Exercise prompt: Print all the records exactly, please.

Records for the exercise:
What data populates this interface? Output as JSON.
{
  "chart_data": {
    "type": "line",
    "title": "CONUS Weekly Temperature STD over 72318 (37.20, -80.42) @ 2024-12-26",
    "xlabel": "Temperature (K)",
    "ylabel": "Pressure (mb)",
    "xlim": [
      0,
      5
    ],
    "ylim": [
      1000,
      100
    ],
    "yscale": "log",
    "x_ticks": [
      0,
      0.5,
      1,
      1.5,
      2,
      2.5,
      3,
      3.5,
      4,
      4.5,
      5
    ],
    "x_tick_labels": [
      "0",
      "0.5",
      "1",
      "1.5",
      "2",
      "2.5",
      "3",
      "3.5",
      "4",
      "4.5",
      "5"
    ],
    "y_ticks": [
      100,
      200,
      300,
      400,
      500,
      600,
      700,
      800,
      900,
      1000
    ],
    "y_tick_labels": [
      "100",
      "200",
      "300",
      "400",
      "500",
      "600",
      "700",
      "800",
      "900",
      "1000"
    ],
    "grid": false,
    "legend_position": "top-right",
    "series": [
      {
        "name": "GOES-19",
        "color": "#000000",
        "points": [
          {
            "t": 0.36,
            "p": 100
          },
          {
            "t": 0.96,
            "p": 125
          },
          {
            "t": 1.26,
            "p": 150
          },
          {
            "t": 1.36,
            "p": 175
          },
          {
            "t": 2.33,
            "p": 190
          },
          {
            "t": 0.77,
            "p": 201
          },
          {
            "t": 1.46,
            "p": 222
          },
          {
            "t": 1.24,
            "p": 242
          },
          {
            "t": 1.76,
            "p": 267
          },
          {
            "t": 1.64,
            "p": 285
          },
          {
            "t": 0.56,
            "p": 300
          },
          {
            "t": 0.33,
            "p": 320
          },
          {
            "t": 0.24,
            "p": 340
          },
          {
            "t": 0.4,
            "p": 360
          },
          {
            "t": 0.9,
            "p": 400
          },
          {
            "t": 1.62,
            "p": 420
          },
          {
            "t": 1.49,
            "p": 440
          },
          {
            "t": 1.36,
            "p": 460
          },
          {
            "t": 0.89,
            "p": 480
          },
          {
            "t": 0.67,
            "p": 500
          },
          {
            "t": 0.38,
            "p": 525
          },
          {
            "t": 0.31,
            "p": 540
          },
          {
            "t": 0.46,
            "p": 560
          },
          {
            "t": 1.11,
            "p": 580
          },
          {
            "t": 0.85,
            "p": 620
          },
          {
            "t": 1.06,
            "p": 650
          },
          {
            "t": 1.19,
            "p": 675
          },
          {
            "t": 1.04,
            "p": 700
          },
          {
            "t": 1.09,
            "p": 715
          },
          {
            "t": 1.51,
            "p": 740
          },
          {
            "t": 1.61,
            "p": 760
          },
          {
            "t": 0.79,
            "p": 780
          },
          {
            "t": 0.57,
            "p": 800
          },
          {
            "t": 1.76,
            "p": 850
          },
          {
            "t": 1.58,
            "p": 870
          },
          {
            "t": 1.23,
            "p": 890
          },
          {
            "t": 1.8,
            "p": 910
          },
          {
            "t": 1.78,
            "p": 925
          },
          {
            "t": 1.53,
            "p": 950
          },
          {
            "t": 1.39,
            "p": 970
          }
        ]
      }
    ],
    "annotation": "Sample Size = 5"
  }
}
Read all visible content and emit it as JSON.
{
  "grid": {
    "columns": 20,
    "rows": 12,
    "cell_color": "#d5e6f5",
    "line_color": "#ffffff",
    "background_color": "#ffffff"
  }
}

Expected answer:
What data populates this interface? Output as JSON.
{
  "chart_data": {
    "type": "line",
    "title": "CONUS Weekly Temperature STD over 72318 (37.20, -80.42) @ 2024-12-26",
    "xlabel": "Temperature (K)",
    "ylabel": "Pressure (mb)",
    "xlim": [
      0,
      5
    ],
    "ylim": [
      1000,
      100
    ],
    "yscale": "log",
    "x_ticks": [
      0,
      0.5,
      1,
      1.5,
      2,
      2.5,
      3,
      3.5,
      4,
      4.5,
      5
    ],
    "x_tick_labels": [
      "0",
      "0.5",
      "1",
      "1.5",
      "2",
      "2.5",
      "3",
      "3.5",
      "4",
      "4.5",
      "5"
    ],
    "y_ticks": [
      100,
      200,
      300,
      400,
      500,
      600,
      700,
      800,
      900,
      1000
    ],
    "y_tick_labels": [
      "100",
      "200",
      "300",
      "400",
      "500",
      "600",
      "700",
      "800",
      "900",
      "1000"
    ],
    "grid": false,
    "legend_position": "top-right",
    "series": [
      {
        "name": "GOES-19",
        "color": "#000000",
        "points": [
          {
            "t": 0.36,
            "p": 100
          },
          {
            "t": 0.96,
            "p": 125
          },
          {
            "t": 1.26,
            "p": 150
          },
          {
            "t": 1.36,
            "p": 175
          },
          {
            "t": 2.33,
            "p": 190
          },
          {
            "t": 0.77,
            "p": 201
          },
          {
            "t": 1.46,
            "p": 222
          },
          {
            "t": 1.24,
            "p": 242
          },
          {
            "t": 1.76,
            "p": 267
          },
          {
            "t": 1.64,
            "p": 285
          },
          {
            "t": 0.56,
            "p": 300
          },
          {
            "t": 0.33,
            "p": 320
          },
          {
            "t": 0.24,
            "p": 340
          },
          {
            "t": 0.4,
            "p": 360
          },
          {
            "t": 0.9,
            "p": 400
          },
          {
            "t": 1.62,
            "p": 420
          },
          {
            "t": 1.49,
            "p": 440
          },
          {
            "t": 1.36,
            "p": 460
          },
          {
            "t": 0.89,
            "p": 480
          },
          {
            "t": 0.67,
            "p": 500
          },
          {
            "t": 0.38,
            "p": 525
          },
          {
            "t": 0.31,
            "p": 540
          },
          {
            "t": 0.46,
            "p": 560
          },
          {
            "t": 1.11,
            "p": 580
          },
          {
            "t": 0.85,
            "p": 620
          },
          {
            "t": 1.06,
            "p": 650
          },
          {
            "t": 1.19,
            "p": 675
          },
          {
            "t": 1.04,
            "p": 700
          },
          {
            "t": 1.09,
            "p": 715
          },
          {
            "t": 1.51,
            "p": 740
          },
          {
            "t": 1.61,
            "p": 760
          },
          {
            "t": 0.79,
            "p": 780
          },
          {
            "t": 0.57,
            "p": 800
          },
          {
            "t": 1.76,
            "p": 850
          },
          {
            "t": 1.58,
            "p": 870
          },
          {
            "t": 1.23,
            "p": 890
          },
          {
            "t": 1.8,
            "p": 910
          },
          {
            "t": 1.78,
            "p": 925
          },
          {
            "t": 1.53,
            "p": 950
          },
          {
            "t": 1.39,
            "p": 970
          }
        ]
      }
    ],
    "annotation": "Sample Size = 5"
  }
}
Read all visible content and emit it as JSON.
{
  "grid": {
    "columns": 20,
    "rows": 12,
    "cell_color": "#d5e6f5",
    "line_color": "#ffffff",
    "background_color": "#ffffff"
  }
}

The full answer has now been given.